_Work to do_
What is the number of lines that include the word "xlabel"? Provide only that figure.

_Figure data in JSON_
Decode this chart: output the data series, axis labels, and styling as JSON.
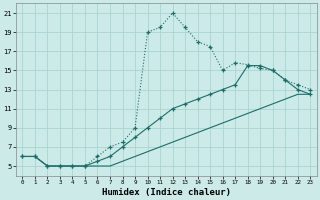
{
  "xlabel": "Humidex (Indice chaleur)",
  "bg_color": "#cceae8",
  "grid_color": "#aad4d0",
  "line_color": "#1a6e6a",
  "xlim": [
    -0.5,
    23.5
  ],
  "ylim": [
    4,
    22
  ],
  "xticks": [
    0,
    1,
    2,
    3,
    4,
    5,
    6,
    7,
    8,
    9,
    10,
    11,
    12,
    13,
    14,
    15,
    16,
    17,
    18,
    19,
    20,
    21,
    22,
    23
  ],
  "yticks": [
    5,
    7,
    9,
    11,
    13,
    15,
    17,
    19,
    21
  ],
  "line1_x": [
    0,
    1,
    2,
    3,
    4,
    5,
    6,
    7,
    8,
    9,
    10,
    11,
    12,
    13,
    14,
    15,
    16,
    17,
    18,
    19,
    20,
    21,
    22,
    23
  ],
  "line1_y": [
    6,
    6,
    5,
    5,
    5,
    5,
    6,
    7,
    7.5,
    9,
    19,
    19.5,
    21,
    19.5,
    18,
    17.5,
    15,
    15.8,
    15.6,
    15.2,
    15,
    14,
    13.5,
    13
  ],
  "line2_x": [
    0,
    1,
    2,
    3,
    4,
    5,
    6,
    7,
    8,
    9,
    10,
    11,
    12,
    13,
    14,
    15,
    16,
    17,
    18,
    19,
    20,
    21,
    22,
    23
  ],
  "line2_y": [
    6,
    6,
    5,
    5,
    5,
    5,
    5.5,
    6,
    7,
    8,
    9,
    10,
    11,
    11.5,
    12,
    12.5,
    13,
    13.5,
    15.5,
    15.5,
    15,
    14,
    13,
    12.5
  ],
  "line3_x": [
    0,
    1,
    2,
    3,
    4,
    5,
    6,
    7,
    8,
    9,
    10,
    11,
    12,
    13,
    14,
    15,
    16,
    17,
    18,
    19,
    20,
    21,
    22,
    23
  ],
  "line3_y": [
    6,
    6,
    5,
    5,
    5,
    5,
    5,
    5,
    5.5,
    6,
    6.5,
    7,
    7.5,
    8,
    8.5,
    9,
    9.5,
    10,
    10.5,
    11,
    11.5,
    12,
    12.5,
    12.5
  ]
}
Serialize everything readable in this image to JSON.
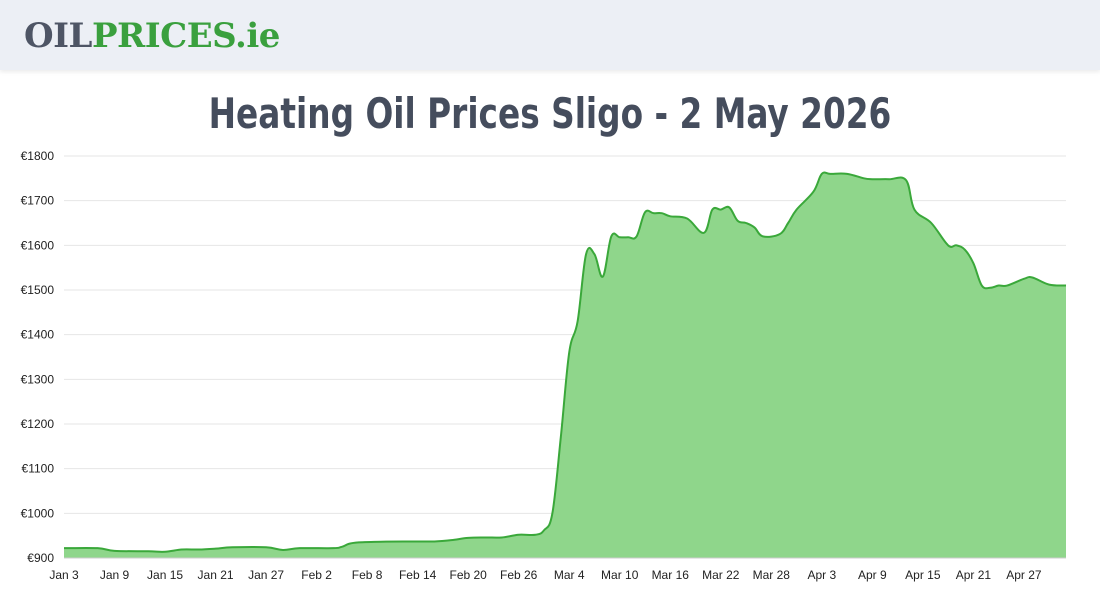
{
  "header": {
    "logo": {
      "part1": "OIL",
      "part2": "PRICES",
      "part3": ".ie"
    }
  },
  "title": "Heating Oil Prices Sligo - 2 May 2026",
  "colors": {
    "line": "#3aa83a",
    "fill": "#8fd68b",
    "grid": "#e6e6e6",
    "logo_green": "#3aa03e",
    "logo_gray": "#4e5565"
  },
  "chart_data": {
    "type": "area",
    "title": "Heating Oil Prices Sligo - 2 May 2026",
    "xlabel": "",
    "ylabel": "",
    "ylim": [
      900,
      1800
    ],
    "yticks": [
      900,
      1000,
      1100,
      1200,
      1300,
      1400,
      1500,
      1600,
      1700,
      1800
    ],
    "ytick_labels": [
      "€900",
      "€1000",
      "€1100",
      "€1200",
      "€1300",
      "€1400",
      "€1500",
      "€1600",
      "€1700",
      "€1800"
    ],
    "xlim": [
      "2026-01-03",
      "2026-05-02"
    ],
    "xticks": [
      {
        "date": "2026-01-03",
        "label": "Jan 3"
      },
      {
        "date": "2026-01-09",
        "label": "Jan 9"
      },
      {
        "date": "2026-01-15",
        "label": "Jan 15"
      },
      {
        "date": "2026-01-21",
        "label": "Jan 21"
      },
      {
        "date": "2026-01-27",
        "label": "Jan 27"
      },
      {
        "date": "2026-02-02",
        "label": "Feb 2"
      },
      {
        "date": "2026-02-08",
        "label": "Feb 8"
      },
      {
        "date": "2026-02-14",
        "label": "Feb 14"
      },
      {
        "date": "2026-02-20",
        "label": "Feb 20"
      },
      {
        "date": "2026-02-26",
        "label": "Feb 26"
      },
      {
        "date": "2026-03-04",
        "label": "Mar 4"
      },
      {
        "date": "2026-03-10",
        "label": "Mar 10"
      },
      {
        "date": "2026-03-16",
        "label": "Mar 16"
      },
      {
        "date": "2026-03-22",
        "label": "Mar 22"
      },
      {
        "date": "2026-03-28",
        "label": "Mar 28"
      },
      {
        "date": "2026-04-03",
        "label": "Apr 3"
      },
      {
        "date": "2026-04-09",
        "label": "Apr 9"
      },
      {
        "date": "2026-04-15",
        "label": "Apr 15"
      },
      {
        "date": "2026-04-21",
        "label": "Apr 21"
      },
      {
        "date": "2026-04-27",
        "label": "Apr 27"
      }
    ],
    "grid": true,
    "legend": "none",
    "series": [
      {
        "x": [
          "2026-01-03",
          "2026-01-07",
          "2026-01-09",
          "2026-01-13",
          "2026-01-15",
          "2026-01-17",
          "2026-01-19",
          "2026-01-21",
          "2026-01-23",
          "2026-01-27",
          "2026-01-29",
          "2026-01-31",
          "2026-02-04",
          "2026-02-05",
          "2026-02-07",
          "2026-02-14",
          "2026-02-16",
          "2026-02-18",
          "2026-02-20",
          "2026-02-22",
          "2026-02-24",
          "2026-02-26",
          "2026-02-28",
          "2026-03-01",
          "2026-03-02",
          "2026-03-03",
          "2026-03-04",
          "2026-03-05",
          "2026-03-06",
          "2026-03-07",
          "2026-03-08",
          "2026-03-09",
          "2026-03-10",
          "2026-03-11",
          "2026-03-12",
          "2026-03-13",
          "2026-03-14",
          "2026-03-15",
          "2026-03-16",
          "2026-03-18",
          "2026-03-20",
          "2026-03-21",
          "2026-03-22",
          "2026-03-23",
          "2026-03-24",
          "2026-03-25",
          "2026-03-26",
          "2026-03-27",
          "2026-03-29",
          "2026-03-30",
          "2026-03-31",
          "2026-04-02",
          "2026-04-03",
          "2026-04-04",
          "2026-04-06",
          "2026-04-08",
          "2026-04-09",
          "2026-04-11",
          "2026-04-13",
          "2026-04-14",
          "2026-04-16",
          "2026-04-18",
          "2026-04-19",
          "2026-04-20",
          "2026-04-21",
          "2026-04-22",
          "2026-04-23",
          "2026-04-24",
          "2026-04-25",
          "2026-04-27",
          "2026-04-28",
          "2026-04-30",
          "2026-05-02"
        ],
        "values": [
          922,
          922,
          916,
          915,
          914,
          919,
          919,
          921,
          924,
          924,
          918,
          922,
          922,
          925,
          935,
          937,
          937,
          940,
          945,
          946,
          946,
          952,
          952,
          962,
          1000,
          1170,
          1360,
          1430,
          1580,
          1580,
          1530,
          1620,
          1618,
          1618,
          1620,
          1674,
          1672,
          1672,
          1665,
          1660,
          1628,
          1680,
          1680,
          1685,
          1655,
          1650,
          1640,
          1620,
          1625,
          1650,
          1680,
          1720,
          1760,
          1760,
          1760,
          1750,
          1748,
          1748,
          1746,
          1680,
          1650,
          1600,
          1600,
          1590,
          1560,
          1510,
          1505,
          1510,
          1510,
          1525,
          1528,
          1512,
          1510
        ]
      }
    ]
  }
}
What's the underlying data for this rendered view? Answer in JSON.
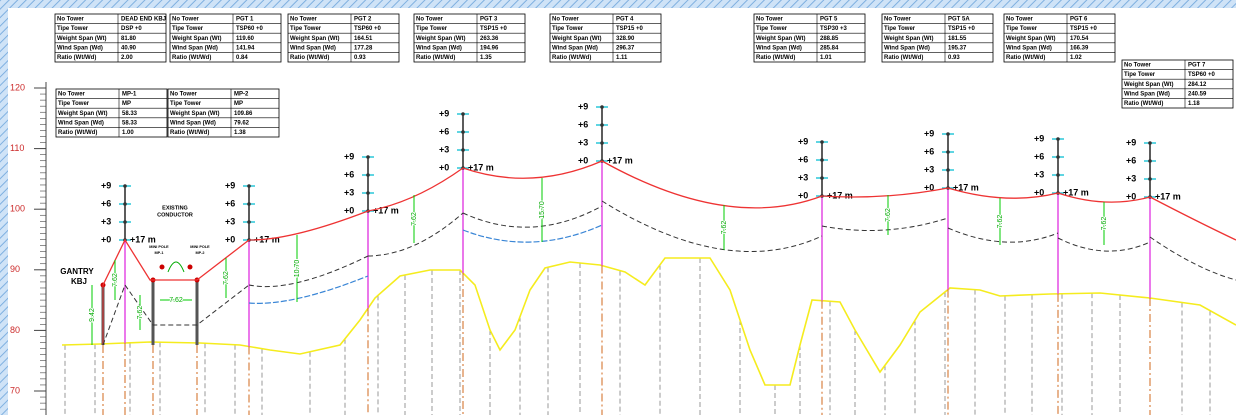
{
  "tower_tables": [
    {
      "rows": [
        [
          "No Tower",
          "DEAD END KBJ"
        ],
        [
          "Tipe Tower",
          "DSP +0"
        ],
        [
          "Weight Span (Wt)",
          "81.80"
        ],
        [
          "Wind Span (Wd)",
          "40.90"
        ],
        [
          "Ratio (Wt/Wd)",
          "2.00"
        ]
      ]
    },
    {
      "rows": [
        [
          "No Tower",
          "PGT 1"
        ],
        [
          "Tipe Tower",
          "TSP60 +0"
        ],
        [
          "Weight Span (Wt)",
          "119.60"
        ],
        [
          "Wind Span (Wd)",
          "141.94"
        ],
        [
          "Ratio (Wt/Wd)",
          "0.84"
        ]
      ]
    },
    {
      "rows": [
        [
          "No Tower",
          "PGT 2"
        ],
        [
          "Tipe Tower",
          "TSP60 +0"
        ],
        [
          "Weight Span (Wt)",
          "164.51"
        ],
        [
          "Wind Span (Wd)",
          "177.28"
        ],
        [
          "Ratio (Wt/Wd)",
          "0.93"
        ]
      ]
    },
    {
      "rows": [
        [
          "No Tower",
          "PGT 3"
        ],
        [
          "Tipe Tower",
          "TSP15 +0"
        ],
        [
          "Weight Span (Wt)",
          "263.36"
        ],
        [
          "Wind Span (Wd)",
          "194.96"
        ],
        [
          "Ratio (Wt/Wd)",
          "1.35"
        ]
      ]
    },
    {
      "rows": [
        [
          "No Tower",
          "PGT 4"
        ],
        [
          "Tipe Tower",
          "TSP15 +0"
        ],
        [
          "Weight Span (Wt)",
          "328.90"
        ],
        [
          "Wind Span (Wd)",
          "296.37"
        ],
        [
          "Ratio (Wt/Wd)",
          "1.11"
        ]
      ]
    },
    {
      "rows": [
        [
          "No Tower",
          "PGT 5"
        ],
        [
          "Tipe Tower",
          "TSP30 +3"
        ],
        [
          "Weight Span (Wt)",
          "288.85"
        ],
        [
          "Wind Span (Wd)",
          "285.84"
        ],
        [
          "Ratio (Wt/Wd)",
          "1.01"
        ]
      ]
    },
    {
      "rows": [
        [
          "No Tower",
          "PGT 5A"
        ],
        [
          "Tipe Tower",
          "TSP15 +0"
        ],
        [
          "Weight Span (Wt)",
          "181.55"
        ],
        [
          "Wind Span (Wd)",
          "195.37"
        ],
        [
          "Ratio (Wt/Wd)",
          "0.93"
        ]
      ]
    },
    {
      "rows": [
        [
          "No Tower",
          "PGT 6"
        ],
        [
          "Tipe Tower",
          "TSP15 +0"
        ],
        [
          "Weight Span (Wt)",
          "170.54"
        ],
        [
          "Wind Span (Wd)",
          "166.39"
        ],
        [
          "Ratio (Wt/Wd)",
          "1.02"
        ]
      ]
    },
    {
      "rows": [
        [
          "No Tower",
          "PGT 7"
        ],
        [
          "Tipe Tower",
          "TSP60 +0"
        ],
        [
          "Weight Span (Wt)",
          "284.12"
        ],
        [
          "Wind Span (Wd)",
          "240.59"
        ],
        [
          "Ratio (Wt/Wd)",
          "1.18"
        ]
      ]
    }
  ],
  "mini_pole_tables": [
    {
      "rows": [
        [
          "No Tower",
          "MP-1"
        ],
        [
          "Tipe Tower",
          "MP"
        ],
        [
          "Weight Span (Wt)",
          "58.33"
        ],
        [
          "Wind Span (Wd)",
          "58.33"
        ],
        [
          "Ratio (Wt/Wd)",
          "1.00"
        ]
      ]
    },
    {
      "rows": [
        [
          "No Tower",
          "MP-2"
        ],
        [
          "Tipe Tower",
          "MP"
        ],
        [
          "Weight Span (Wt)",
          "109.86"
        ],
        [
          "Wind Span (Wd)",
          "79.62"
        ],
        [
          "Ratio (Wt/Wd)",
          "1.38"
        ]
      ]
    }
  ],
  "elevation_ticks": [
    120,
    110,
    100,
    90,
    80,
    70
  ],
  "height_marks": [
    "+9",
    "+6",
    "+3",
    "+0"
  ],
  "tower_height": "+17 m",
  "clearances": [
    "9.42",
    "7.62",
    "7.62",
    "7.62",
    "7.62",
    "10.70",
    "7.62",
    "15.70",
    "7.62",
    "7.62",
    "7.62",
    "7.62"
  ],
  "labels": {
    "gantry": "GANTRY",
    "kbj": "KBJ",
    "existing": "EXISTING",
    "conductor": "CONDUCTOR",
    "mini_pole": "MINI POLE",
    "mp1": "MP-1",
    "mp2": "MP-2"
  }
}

_Completed task_
2